Why stackalloc cannot be used with reference types?

Question

If stackalloc is used with reference types as below

var arr = stackalloc string[100];

there is an error

Cannot take the address of, get the size of, or declare a pointer to a managed type ('string')

Why is so? Why CLR cannot declare pointer to a managed type?

Hans Passant · Accepted Answer · 2016-02-24 10:37:46Z

The Just-In-Time compiler in .NET performs two important duties when converting MSIL as generated by the C# compiler to executable machine code. The obvious and visible one is generating the machine code. The un-obvious and completely invisible job is generating a table that tells the garbage collector where to look for object references when a GC occurs while the method is executing.

This is necessary because object roots can't be just stored in GC heap, as a field of a class, but also stored in local variables or CPU registers. To do this job properly, the jitter needs to know the exact structure of the stack frame and the types of the variables stored there so it can create that table properly. So that, later, the garbage collector can figure out how to read the proper stack frame offset or CPU register to obtain the object root value. A pointer into the GC heap.

That is a problem when you use stackalloc. That syntax takes advantage of a CLR feature that allows a program to declare a custom value type. A back-door around normal managed type declarations, with the restriction that this value type cannot contain any fields. Just a blob of memory, it is up to the program to generate the proper offsets into that blob. The C# compiler helps you generate those offsets, based on the type declaration and the index expression.

Also very common in a C++/CLI program, that same custom value type feature can provide the storage for a native C++ object. Only space for the storage of that object is required, how to properly initialize it and access the members of that C++ object is a job that the C++ compiler figures out. Nothing that the GC needs to know about.

So the core restriction is that there is no way to provide type info for this blob of memory. As far as the CLR is concerned these are just plain bytes with no structure, the table that the GC uses has no option to describe its internal structure.

Inevitably, the only kind of type you can use is the kind that does not require an object reference that the GC needs to know about. Blittable value types or pointers. So System.String is a no-go, it is a reference type. The closest you could possibly get that is "stringy" is:

  char** mem = stackalloc char*[100];

With the further restriction that it is entirely up to you to ensure that the char* elements point to either a pinned or unmanaged string. And that you don't index the "array" out of bounds. This is not very practical.

> Given exercise a
Could you format everything in the listing below, from the line containing "288, 632, 330]" down to the line containing "474, 197, 482]" (both lines included), as a Markdown table with the columns Row and Line, leaving out any blank lines?

> Input rows
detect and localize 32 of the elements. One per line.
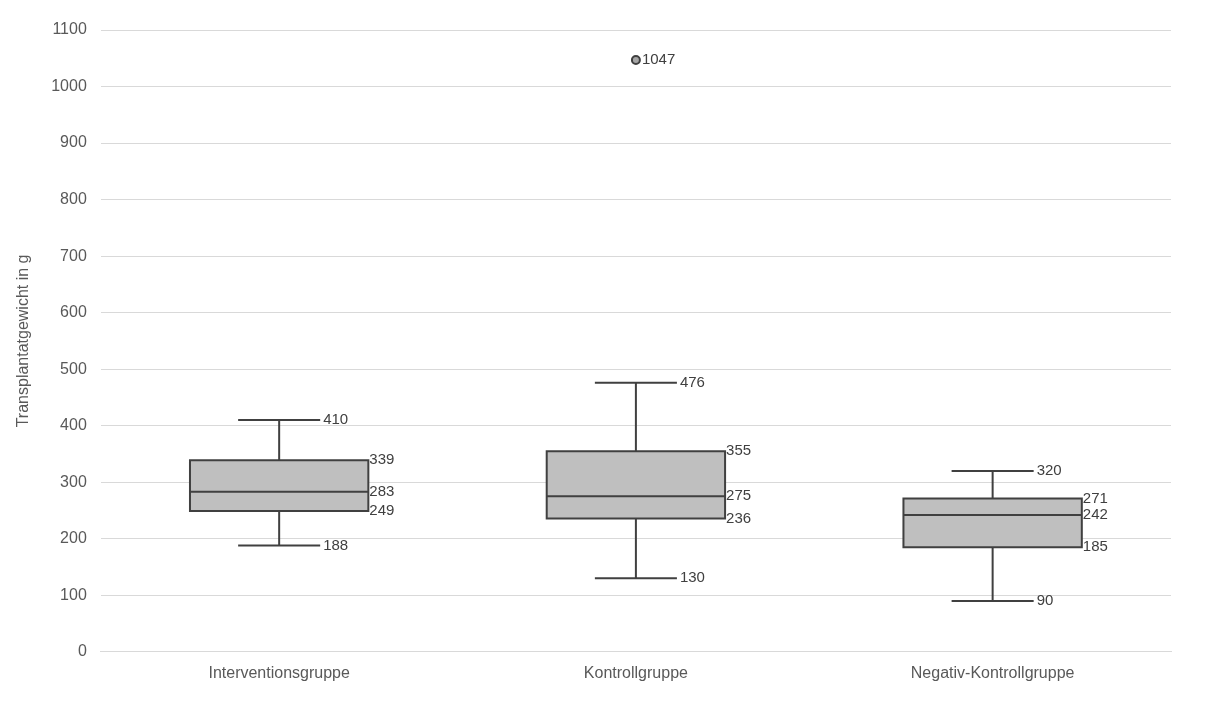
annotation: 275 (726, 486, 752, 504)
y-tick-label: 200 (60, 529, 87, 547)
annotation: 339 (369, 450, 395, 468)
annotation: 188 (323, 535, 349, 553)
x-tick-label: Interventionsgruppe (208, 663, 350, 681)
y-tick-label: 100 (60, 585, 87, 603)
y-axis-title: Transplantatgewicht in g (14, 254, 32, 428)
annotation: 355 (726, 441, 752, 459)
annotation: 320 (1036, 461, 1062, 479)
y-tick-label: 800 (60, 189, 87, 207)
annotation: 283 (369, 481, 395, 499)
annotation: 249 (369, 501, 395, 519)
annotation: 1047 (641, 50, 676, 68)
annotation: 476 (679, 372, 705, 390)
x-tick-label: Negativ-Kontrollgruppe (910, 663, 1075, 681)
annotation: 242 (1082, 505, 1108, 523)
y-tick-label: 1000 (51, 76, 87, 94)
x-tick-label: Kontrollgruppe (583, 663, 689, 681)
y-tick-label: 1100 (52, 20, 87, 38)
y-tick-label: 300 (60, 472, 87, 490)
annotation: 410 (323, 410, 349, 428)
y-tick-label: 700 (60, 246, 87, 264)
y-tick-label: 0 (77, 642, 87, 660)
annotation: 185 (1082, 537, 1108, 555)
annotation: 271 (1082, 488, 1108, 506)
annotation: 90 (1036, 591, 1054, 609)
y-tick-label: 400 (60, 416, 87, 434)
annotation: 236 (726, 508, 752, 526)
annotation: 130 (679, 568, 705, 586)
y-tick-label: 600 (60, 303, 87, 321)
y-tick-label: 900 (60, 133, 87, 151)
y-tick-label: 500 (60, 359, 87, 377)
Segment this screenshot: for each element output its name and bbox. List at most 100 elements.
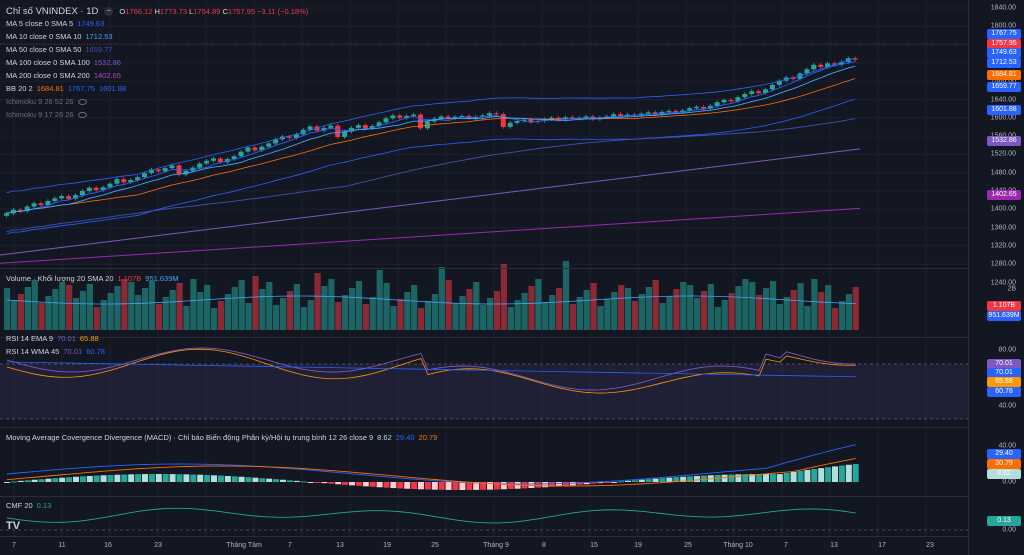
volume-bar	[625, 288, 632, 330]
candle	[404, 115, 410, 118]
volume-bar	[286, 291, 294, 330]
macd-histogram-bar	[825, 467, 832, 482]
eye-off-icon[interactable]	[77, 98, 87, 105]
macd-histogram-bar	[197, 474, 204, 482]
price-tag: 1757.95	[987, 39, 1021, 49]
chart-canvas[interactable]	[0, 0, 968, 536]
price-axis[interactable]: 1840.001800.001760.001720.001680.001640.…	[968, 0, 1024, 555]
macd-histogram-bar	[390, 482, 397, 489]
symbol-title[interactable]: Chỉ số VNINDEX · 1D	[6, 5, 99, 17]
price-tick-label: 1400.00	[990, 205, 1016, 213]
volume-bar	[383, 283, 390, 330]
macd-histogram-bar	[162, 474, 169, 482]
legend-ma10[interactable]: MA 10 close 0 SMA 10 1712.53	[6, 32, 113, 41]
legend-bb[interactable]: BB 20 2 1684.81 1767.75 1601.88	[6, 84, 127, 93]
macd-histogram-bar	[542, 482, 549, 488]
candle	[790, 77, 796, 79]
volume-bar	[169, 290, 176, 330]
candle	[583, 116, 589, 118]
macd-tag: 8.62	[987, 469, 1021, 479]
macd-histogram-bar	[445, 482, 452, 490]
volume-bar	[818, 292, 825, 330]
macd-histogram-bar	[190, 474, 197, 482]
price-tick-label: 1480.00	[990, 169, 1016, 177]
volume-bar	[17, 294, 24, 330]
macd-tag: 20.79	[987, 459, 1021, 469]
volume-bar	[576, 297, 583, 330]
volume-bar	[707, 284, 714, 330]
pane-separator[interactable]	[0, 427, 968, 428]
volume-bar	[542, 302, 549, 330]
time-label: Tháng 10	[723, 542, 753, 549]
volume-bar	[273, 305, 280, 330]
price-tick-label: 1840.00	[990, 4, 1016, 12]
price-tick-label: 1600.00	[990, 114, 1016, 122]
macd-histogram-bar	[507, 482, 514, 490]
macd-histogram-bar	[700, 475, 707, 482]
ma200-line	[0, 207, 861, 264]
legend-ma100[interactable]: MA 100 close 0 SMA 100 1532.86	[6, 58, 121, 67]
volume-bar	[38, 303, 45, 330]
macd-histogram-bar	[852, 464, 859, 482]
macd-histogram-bar	[797, 470, 804, 482]
candle	[293, 134, 299, 138]
macd-histogram-bar	[217, 475, 224, 482]
legend-ichimoku-1[interactable]: Ichimoku 9 26 52 26	[6, 95, 126, 108]
volume-bar	[687, 285, 694, 330]
price-tick-label: 1680.00	[991, 78, 1016, 85]
volume-bar	[155, 304, 162, 330]
macd-histogram-bar	[266, 478, 273, 482]
volume-bar	[135, 295, 142, 330]
price-tag: 1684.81	[987, 70, 1021, 80]
macd-histogram-bar	[625, 480, 631, 482]
volume-bar	[79, 291, 87, 330]
price-tag: 1749.63	[987, 48, 1021, 58]
volume-bar	[100, 300, 107, 330]
candle	[24, 206, 30, 212]
volume-bar	[611, 292, 618, 330]
macd-histogram-bar	[480, 482, 487, 490]
legend-ma50[interactable]: MA 50 close 0 SMA 50 1659.77	[6, 45, 113, 54]
macd-histogram-bar	[204, 474, 211, 482]
candle	[528, 119, 534, 122]
legend-ichimoku-2[interactable]: Ichimoku 9 17 26 26	[6, 108, 126, 121]
candle	[714, 102, 720, 106]
macd-histogram-bar	[286, 480, 293, 482]
macd-histogram-bar	[569, 482, 576, 486]
rsi-ema-line	[6, 348, 856, 394]
macd-histogram-bar	[618, 481, 625, 483]
volume-bar	[431, 294, 438, 330]
macd-histogram-bar	[645, 479, 652, 482]
time-axis[interactable]: 7 11 16 23 Tháng Tám 7 13 19 25 Tháng 9 8 15 19 25 Thá…	[0, 536, 968, 555]
volume-bar	[680, 282, 687, 330]
volume-bar	[300, 307, 307, 330]
eye-off-icon[interactable]	[77, 111, 87, 118]
candle	[397, 115, 403, 118]
volume-bar	[776, 304, 783, 330]
candle	[459, 115, 465, 117]
candle	[52, 198, 58, 202]
candle	[59, 196, 65, 199]
volume-bar	[493, 291, 501, 330]
legend-ma5[interactable]: MA 5 close 0 SMA 5 1749.63	[6, 19, 105, 28]
collapse-icon[interactable]: −	[104, 6, 114, 16]
volume-bar	[114, 286, 121, 330]
candle	[73, 195, 78, 199]
pane-separator[interactable]	[0, 337, 968, 338]
pane-separator[interactable]	[0, 496, 968, 497]
time-label: 19	[634, 542, 642, 549]
volume-bar	[411, 285, 418, 330]
tradingview-logo-icon[interactable]: TV	[6, 520, 21, 532]
candle	[217, 158, 223, 163]
macd-histogram-bar	[673, 477, 680, 482]
macd-histogram-bar	[604, 482, 611, 483]
candle	[135, 177, 141, 181]
volume-bar	[142, 288, 149, 330]
pane-separator[interactable]	[0, 268, 968, 269]
volume-tag: 1.107B	[987, 301, 1021, 311]
candle	[707, 105, 713, 109]
macd-histogram-bar	[238, 476, 245, 482]
macd-histogram-bar	[293, 480, 300, 482]
legend-ma200[interactable]: MA 200 close 0 SMA 200 1402.65	[6, 71, 121, 80]
rsi-band	[0, 364, 968, 419]
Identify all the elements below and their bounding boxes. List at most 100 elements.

> Given exercise b
Would you write out the stackalloc thread above word for word, everything from "Why stackalloc cannot" down to "a managed type?"?

> Expected answer a
| Row | Line |
|---|---|
| 1 | volume-bar	[625, 288, 632, 330] |
| 2 | candle	[404, 115, 410, 118] |
| 3 | volume-bar	[286, 291, 294, 330] |
| 4 | macd-histogram-bar	[825, 467, 832, 482] |
| 5 | eye-off-icon[interactable]	[77, 98, 87, 105] |
| 6 | macd-histogram-bar	[197, 474, 204, 482] |
| 7 | price-tag: 1757.95	[987, 39, 1021, 49] |
| 8 | chart-canvas[interactable]	[0, 0, 968, 536] |
| 9 | price-axis[interactable]: 1840.001800.001760.001720.001680.001640.…	[968, 0, 1024, 555] |
| 10 | macd-histogram-bar	[390, 482, 397, 489] |
| 11 | symbol-title[interactable]: Chỉ số VNINDEX · 1D	[6, 5, 99, 17] |
| 12 | price-tick-label: 1400.00	[990, 205, 1016, 213] |
| 13 | volume-bar	[383, 283, 390, 330] |
| 14 | macd-histogram-bar	[162, 474, 169, 482] |
| 15 | legend-ma10[interactable]: MA 10 close 0 SMA 10 1712.53	[6, 32, 113, 41] |
| 16 | legend-bb[interactable]: BB 20 2 1684.81 1767.75 1601.88	[6, 84, 127, 93] |
| 17 | macd-histogram-bar	[542, 482, 549, 488] |
| 18 | candle	[790, 77, 796, 79] |
| 19 | volume-bar	[169, 290, 176, 330] |
| 20 | candle	[583, 116, 589, 118] |
| 21 | macd-tag: 8.62	[987, 469, 1021, 479] |
| 22 | macd-histogram-bar	[445, 482, 452, 490] |
| 23 | volume-bar	[818, 292, 825, 330] |
| 24 | macd-histogram-bar	[190, 474, 197, 482] |

> Expected answer b
Why stackalloc cannot be used with reference types?

Question

If stackalloc is used with reference types as below

var arr = stackalloc string[100];

there is an error

Cannot take the address of, get the size of, or declare a pointer to a managed type ('string')

Why is so? Why CLR cannot declare pointer to a managed type?